• YOUR INSTRUCTIONS
Using the material that follows, identify and copy each line with the string "program".

• PROVIDED RECORDS
## begin
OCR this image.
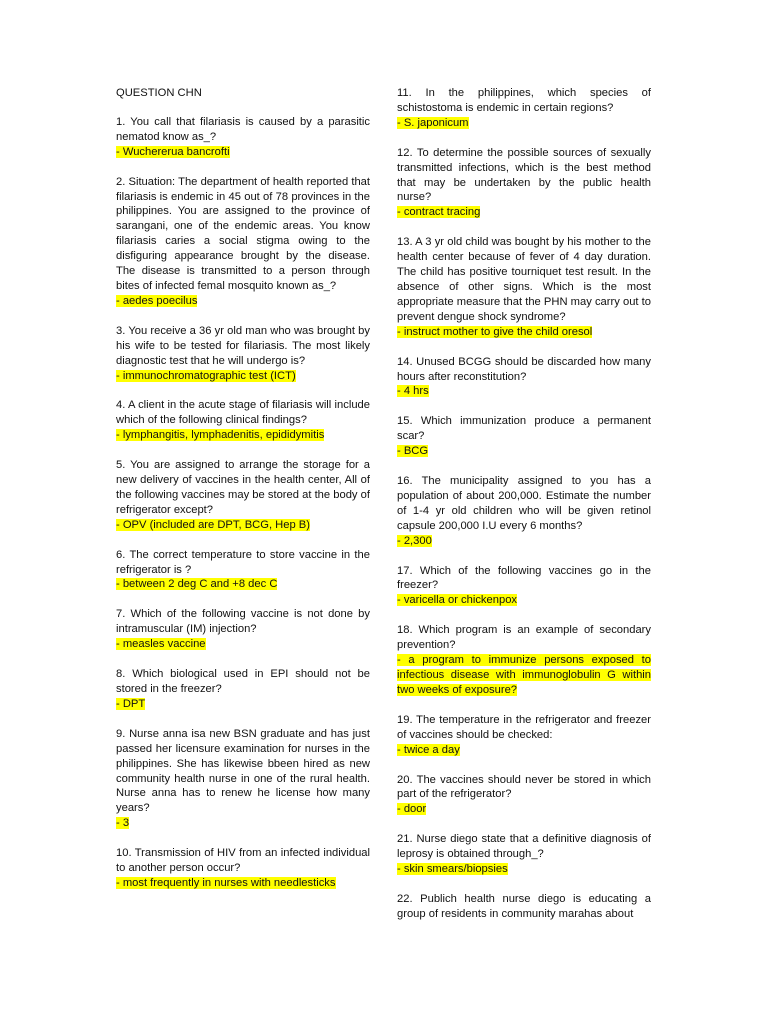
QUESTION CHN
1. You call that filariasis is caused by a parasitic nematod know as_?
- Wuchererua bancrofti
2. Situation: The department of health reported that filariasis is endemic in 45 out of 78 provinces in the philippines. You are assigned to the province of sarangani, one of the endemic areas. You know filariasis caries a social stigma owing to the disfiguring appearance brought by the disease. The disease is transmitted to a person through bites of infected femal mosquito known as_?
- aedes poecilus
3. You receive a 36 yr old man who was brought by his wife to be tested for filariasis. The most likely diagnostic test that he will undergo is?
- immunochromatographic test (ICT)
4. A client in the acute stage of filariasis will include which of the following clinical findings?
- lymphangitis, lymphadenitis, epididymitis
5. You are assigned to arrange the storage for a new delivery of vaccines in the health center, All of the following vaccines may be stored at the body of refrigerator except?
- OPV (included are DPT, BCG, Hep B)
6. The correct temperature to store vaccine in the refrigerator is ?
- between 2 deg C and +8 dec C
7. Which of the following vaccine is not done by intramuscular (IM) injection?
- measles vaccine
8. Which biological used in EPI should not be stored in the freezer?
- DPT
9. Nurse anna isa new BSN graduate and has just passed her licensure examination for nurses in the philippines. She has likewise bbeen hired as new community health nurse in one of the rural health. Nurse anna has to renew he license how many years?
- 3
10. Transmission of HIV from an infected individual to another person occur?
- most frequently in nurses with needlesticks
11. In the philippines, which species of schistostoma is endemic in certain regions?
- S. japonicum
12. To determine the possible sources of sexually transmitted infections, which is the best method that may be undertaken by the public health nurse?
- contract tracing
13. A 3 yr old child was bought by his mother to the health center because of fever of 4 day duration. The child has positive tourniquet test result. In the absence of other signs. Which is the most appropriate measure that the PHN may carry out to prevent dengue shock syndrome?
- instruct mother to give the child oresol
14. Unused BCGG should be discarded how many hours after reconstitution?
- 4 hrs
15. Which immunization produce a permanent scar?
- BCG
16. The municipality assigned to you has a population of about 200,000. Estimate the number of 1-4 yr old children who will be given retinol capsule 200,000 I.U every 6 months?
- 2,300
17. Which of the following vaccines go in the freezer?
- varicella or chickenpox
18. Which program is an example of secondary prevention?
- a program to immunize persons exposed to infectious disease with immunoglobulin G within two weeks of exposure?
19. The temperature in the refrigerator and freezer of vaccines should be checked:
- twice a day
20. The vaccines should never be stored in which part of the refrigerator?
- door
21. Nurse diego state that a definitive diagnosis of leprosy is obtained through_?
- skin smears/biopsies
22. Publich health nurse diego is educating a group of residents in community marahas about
## end
## begin
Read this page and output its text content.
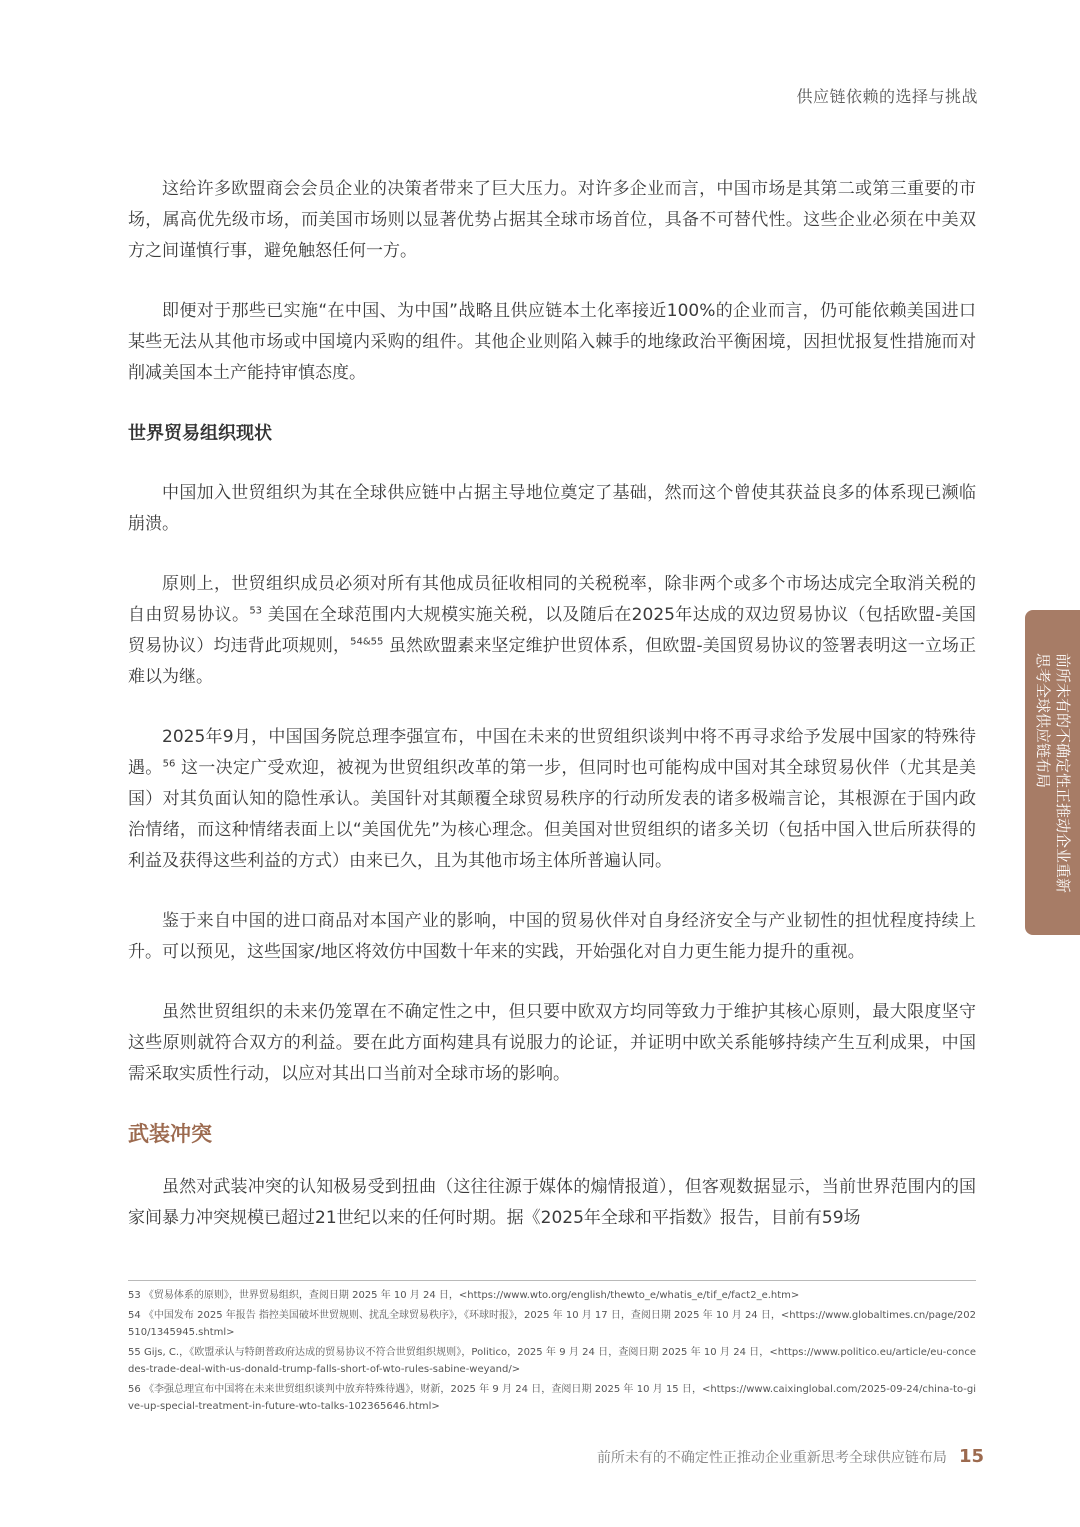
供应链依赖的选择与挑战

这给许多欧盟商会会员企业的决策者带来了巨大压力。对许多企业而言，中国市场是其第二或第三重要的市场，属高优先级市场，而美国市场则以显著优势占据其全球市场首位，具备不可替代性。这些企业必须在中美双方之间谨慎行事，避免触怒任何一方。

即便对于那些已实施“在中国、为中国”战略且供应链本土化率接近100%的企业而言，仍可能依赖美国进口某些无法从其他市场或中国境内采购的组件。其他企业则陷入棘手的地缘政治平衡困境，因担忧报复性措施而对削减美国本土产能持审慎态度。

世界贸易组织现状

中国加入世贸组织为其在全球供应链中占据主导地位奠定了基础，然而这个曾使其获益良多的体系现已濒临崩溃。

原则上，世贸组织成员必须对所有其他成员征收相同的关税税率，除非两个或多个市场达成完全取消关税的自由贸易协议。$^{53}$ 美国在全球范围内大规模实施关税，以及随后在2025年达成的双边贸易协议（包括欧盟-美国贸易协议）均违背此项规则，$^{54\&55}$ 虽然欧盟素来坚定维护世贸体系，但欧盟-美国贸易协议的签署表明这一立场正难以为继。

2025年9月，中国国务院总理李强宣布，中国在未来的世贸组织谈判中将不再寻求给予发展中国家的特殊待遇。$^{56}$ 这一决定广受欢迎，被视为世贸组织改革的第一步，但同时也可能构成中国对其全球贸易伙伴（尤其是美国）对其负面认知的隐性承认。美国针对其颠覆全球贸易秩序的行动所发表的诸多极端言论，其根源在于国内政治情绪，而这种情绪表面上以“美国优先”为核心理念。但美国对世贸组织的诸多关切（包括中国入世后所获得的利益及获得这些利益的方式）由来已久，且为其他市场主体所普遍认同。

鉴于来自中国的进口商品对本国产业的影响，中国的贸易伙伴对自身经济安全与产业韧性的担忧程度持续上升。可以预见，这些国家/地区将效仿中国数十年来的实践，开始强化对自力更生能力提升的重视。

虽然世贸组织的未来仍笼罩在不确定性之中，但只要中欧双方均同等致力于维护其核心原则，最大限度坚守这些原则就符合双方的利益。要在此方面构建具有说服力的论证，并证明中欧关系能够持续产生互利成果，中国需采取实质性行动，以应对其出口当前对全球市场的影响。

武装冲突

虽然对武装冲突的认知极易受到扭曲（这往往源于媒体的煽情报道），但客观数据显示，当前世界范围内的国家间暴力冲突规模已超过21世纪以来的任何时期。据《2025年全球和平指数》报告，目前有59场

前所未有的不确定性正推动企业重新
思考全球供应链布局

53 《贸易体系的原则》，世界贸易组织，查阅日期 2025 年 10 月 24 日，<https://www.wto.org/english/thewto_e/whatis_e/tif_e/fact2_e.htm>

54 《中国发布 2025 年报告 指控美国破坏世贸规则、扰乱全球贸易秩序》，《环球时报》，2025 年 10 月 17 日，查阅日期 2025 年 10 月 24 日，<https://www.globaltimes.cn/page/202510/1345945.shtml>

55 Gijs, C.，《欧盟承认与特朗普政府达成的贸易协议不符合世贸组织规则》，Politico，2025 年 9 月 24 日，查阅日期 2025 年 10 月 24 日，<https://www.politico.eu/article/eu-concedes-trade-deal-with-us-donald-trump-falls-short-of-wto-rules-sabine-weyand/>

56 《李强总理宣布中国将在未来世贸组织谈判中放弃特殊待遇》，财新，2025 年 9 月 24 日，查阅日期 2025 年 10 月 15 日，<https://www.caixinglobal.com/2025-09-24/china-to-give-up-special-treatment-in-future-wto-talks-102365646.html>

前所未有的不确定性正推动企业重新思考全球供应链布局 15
## end
• SOLUTION
18. Which program is an example of secondary prevention?
- a program to immunize persons exposed to infectious disease with immunoglobulin G within two weeks of exposure?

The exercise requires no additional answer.